-- BEGIN --

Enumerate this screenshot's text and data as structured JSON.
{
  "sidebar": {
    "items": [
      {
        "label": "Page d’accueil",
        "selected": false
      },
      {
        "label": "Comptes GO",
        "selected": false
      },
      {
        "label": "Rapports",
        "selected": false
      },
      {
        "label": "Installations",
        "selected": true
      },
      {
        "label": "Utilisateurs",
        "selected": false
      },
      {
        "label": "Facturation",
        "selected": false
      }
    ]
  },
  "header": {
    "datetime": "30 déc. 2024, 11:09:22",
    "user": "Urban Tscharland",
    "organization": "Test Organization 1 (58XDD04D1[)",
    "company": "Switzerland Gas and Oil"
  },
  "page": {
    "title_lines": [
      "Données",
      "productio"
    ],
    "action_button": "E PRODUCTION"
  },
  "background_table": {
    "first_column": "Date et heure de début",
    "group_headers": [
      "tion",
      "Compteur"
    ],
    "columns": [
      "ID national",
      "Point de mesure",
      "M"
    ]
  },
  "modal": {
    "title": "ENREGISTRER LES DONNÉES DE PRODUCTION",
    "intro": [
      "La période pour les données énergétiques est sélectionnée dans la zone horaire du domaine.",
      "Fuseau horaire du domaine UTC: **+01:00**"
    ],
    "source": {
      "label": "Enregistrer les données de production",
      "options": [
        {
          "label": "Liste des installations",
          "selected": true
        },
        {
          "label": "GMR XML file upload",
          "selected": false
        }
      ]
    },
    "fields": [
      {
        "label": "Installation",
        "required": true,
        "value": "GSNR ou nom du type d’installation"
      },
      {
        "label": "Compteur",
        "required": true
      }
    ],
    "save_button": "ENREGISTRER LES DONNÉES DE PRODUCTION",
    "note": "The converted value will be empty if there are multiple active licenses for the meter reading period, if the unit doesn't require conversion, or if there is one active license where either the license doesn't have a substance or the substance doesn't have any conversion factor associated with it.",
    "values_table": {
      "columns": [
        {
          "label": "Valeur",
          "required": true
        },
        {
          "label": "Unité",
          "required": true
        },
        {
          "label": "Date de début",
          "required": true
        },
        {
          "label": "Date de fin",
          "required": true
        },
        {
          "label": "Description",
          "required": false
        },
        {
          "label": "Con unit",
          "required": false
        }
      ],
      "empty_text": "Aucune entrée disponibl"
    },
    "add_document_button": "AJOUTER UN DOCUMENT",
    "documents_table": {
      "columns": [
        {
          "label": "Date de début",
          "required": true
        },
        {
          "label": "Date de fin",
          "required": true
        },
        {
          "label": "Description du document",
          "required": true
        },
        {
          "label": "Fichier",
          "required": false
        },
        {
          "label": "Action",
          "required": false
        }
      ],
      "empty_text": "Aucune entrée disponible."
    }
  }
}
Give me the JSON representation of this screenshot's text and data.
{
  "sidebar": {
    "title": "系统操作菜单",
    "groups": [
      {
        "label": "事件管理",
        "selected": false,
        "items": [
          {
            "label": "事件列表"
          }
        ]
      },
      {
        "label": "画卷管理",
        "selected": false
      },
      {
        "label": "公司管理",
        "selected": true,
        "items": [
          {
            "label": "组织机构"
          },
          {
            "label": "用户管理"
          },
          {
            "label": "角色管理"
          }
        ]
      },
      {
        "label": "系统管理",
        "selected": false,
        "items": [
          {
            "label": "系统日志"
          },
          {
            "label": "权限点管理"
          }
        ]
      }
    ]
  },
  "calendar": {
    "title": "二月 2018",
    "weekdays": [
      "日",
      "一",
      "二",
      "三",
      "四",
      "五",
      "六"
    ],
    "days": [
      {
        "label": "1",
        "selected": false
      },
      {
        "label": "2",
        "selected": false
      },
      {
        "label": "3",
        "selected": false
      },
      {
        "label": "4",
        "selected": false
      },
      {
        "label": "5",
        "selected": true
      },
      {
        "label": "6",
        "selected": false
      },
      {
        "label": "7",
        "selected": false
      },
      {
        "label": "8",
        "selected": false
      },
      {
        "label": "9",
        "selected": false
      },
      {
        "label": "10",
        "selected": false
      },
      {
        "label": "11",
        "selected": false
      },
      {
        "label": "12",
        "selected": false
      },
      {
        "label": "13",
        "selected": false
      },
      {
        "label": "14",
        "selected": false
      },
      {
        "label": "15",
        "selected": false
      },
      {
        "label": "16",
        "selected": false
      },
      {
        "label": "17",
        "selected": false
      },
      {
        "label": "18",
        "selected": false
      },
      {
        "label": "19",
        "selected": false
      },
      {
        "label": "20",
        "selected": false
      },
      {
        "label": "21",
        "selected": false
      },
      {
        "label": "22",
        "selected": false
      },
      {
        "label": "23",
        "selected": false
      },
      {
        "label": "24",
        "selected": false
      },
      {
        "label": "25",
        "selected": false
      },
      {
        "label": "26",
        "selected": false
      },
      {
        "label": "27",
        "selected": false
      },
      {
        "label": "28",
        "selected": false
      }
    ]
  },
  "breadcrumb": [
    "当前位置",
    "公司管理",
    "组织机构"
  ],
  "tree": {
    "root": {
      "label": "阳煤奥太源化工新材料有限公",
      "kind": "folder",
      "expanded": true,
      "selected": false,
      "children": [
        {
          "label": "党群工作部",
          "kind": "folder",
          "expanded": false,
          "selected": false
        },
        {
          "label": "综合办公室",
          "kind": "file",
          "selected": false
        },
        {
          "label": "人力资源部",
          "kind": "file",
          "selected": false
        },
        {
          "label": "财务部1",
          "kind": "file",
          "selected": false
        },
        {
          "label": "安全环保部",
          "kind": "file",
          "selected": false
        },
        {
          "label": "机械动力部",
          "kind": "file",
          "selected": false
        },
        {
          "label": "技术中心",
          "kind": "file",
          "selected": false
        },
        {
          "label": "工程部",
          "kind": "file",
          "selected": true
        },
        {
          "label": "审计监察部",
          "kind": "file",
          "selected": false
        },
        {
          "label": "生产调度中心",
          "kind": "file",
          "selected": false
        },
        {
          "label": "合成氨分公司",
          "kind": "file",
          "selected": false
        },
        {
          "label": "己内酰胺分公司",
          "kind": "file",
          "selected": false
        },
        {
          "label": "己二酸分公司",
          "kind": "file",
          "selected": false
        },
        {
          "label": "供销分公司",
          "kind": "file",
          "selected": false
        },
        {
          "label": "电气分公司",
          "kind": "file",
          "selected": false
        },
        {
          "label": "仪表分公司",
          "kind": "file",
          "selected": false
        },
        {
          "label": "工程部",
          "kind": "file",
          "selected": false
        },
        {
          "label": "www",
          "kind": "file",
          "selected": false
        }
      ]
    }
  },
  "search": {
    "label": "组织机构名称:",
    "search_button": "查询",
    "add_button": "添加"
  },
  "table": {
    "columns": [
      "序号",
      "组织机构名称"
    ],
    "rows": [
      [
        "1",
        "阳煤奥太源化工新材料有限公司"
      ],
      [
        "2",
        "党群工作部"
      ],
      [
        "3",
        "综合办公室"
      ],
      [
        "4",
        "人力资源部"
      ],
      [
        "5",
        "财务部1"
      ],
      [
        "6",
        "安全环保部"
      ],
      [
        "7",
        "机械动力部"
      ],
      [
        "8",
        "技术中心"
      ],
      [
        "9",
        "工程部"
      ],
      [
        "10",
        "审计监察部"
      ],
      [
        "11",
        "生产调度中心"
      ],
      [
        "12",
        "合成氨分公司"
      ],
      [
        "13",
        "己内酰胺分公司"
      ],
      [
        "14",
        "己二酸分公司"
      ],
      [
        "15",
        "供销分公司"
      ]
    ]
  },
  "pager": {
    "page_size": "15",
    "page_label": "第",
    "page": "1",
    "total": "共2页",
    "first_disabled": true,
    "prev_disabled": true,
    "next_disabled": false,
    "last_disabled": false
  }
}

-- END --

» **Stated goal**:
Would you reproduce all the entries exactly?

» **Output for this exercise**:
Enumerate this screenshot's text and data as structured JSON.
{
  "sidebar": {
    "items": [
      {
        "label": "Page d’accueil",
        "selected": false
      },
      {
        "label": "Comptes GO",
        "selected": false
      },
      {
        "label": "Rapports",
        "selected": false
      },
      {
        "label": "Installations",
        "selected": true
      },
      {
        "label": "Utilisateurs",
        "selected": false
      },
      {
        "label": "Facturation",
        "selected": false
      }
    ]
  },
  "header": {
    "datetime": "30 déc. 2024, 11:09:22",
    "user": "Urban Tscharland",
    "organization": "Test Organization 1 (58XDD04D1[)",
    "company": "Switzerland Gas and Oil"
  },
  "page": {
    "title_lines": [
      "Données",
      "productio"
    ],
    "action_button": "E PRODUCTION"
  },
  "background_table": {
    "first_column": "Date et heure de début",
    "group_headers": [
      "tion",
      "Compteur"
    ],
    "columns": [
      "ID national",
      "Point de mesure",
      "M"
    ]
  },
  "modal": {
    "title": "ENREGISTRER LES DONNÉES DE PRODUCTION",
    "intro": [
      "La période pour les données énergétiques est sélectionnée dans la zone horaire du domaine.",
      "Fuseau horaire du domaine UTC: **+01:00**"
    ],
    "source": {
      "label": "Enregistrer les données de production",
      "options": [
        {
          "label": "Liste des installations",
          "selected": true
        },
        {
          "label": "GMR XML file upload",
          "selected": false
        }
      ]
    },
    "fields": [
      {
        "label": "Installation",
        "required": true,
        "value": "GSNR ou nom du type d’installation"
      },
      {
        "label": "Compteur",
        "required": true
      }
    ],
    "save_button": "ENREGISTRER LES DONNÉES DE PRODUCTION",
    "note": "The converted value will be empty if there are multiple active licenses for the meter reading period, if the unit doesn't require conversion, or if there is one active license where either the license doesn't have a substance or the substance doesn't have any conversion factor associated with it.",
    "values_table": {
      "columns": [
        {
          "label": "Valeur",
          "required": true
        },
        {
          "label": "Unité",
          "required": true
        },
        {
          "label": "Date de début",
          "required": true
        },
        {
          "label": "Date de fin",
          "required": true
        },
        {
          "label": "Description",
          "required": false
        },
        {
          "label": "Con unit",
          "required": false
        }
      ],
      "empty_text": "Aucune entrée disponibl"
    },
    "add_document_button": "AJOUTER UN DOCUMENT",
    "documents_table": {
      "columns": [
        {
          "label": "Date de début",
          "required": true
        },
        {
          "label": "Date de fin",
          "required": true
        },
        {
          "label": "Description du document",
          "required": true
        },
        {
          "label": "Fichier",
          "required": false
        },
        {
          "label": "Action",
          "required": false
        }
      ],
      "empty_text": "Aucune entrée disponible."
    }
  }
}
Give me the JSON representation of this screenshot's text and data.
{
  "sidebar": {
    "title": "系统操作菜单",
    "groups": [
      {
        "label": "事件管理",
        "selected": false,
        "items": [
          {
            "label": "事件列表"
          }
        ]
      },
      {
        "label": "画卷管理",
        "selected": false
      },
      {
        "label": "公司管理",
        "selected": true,
        "items": [
          {
            "label": "组织机构"
          },
          {
            "label": "用户管理"
          },
          {
            "label": "角色管理"
          }
        ]
      },
      {
        "label": "系统管理",
        "selected": false,
        "items": [
          {
            "label": "系统日志"
          },
          {
            "label": "权限点管理"
          }
        ]
      }
    ]
  },
  "calendar": {
    "title": "二月 2018",
    "weekdays": [
      "日",
      "一",
      "二",
      "三",
      "四",
      "五",
      "六"
    ],
    "days": [
      {
        "label": "1",
        "selected": false
      },
      {
        "label": "2",
        "selected": false
      },
      {
        "label": "3",
        "selected": false
      },
      {
        "label": "4",
        "selected": false
      },
      {
        "label": "5",
        "selected": true
      },
      {
        "label": "6",
        "selected": false
      },
      {
        "label": "7",
        "selected": false
      },
      {
        "label": "8",
        "selected": false
      },
      {
        "label": "9",
        "selected": false
      },
      {
        "label": "10",
        "selected": false
      },
      {
        "label": "11",
        "selected": false
      },
      {
        "label": "12",
        "selected": false
      },
      {
        "label": "13",
        "selected": false
      },
      {
        "label": "14",
        "selected": false
      },
      {
        "label": "15",
        "selected": false
      },
      {
        "label": "16",
        "selected": false
      },
      {
        "label": "17",
        "selected": false
      },
      {
        "label": "18",
        "selected": false
      },
      {
        "label": "19",
        "selected": false
      },
      {
        "label": "20",
        "selected": false
      },
      {
        "label": "21",
        "selected": false
      },
      {
        "label": "22",
        "selected": false
      },
      {
        "label": "23",
        "selected": false
      },
      {
        "label": "24",
        "selected": false
      },
      {
        "label": "25",
        "selected": false
      },
      {
        "label": "26",
        "selected": false
      },
      {
        "label": "27",
        "selected": false
      },
      {
        "label": "28",
        "selected": false
      }
    ]
  },
  "breadcrumb": [
    "当前位置",
    "公司管理",
    "组织机构"
  ],
  "tree": {
    "root": {
      "label": "阳煤奥太源化工新材料有限公",
      "kind": "folder",
      "expanded": true,
      "selected": false,
      "children": [
        {
          "label": "党群工作部",
          "kind": "folder",
          "expanded": false,
          "selected": false
        },
        {
          "label": "综合办公室",
          "kind": "file",
          "selected": false
        },
        {
          "label": "人力资源部",
          "kind": "file",
          "selected": false
        },
        {
          "label": "财务部1",
          "kind": "file",
          "selected": false
        },
        {
          "label": "安全环保部",
          "kind": "file",
          "selected": false
        },
        {
          "label": "机械动力部",
          "kind": "file",
          "selected": false
        },
        {
          "label": "技术中心",
          "kind": "file",
          "selected": false
        },
        {
          "label": "工程部",
          "kind": "file",
          "selected": true
        },
        {
          "label": "审计监察部",
          "kind": "file",
          "selected": false
        },
        {
          "label": "生产调度中心",
          "kind": "file",
          "selected": false
        },
        {
          "label": "合成氨分公司",
          "kind": "file",
          "selected": false
        },
        {
          "label": "己内酰胺分公司",
          "kind": "file",
          "selected": false
        },
        {
          "label": "己二酸分公司",
          "kind": "file",
          "selected": false
        },
        {
          "label": "供销分公司",
          "kind": "file",
          "selected": false
        },
        {
          "label": "电气分公司",
          "kind": "file",
          "selected": false
        },
        {
          "label": "仪表分公司",
          "kind": "file",
          "selected": false
        },
        {
          "label": "工程部",
          "kind": "file",
          "selected": false
        },
        {
          "label": "www",
          "kind": "file",
          "selected": false
        }
      ]
    }
  },
  "search": {
    "label": "组织机构名称:",
    "search_button": "查询",
    "add_button": "添加"
  },
  "table": {
    "columns": [
      "序号",
      "组织机构名称"
    ],
    "rows": [
      [
        "1",
        "阳煤奥太源化工新材料有限公司"
      ],
      [
        "2",
        "党群工作部"
      ],
      [
        "3",
        "综合办公室"
      ],
      [
        "4",
        "人力资源部"
      ],
      [
        "5",
        "财务部1"
      ],
      [
        "6",
        "安全环保部"
      ],
      [
        "7",
        "机械动力部"
      ],
      [
        "8",
        "技术中心"
      ],
      [
        "9",
        "工程部"
      ],
      [
        "10",
        "审计监察部"
      ],
      [
        "11",
        "生产调度中心"
      ],
      [
        "12",
        "合成氨分公司"
      ],
      [
        "13",
        "己内酰胺分公司"
      ],
      [
        "14",
        "己二酸分公司"
      ],
      [
        "15",
        "供销分公司"
      ]
    ]
  },
  "pager": {
    "page_size": "15",
    "page_label": "第",
    "page": "1",
    "total": "共2页",
    "first_disabled": true,
    "prev_disabled": true,
    "next_disabled": false,
    "last_disabled": false
  }
}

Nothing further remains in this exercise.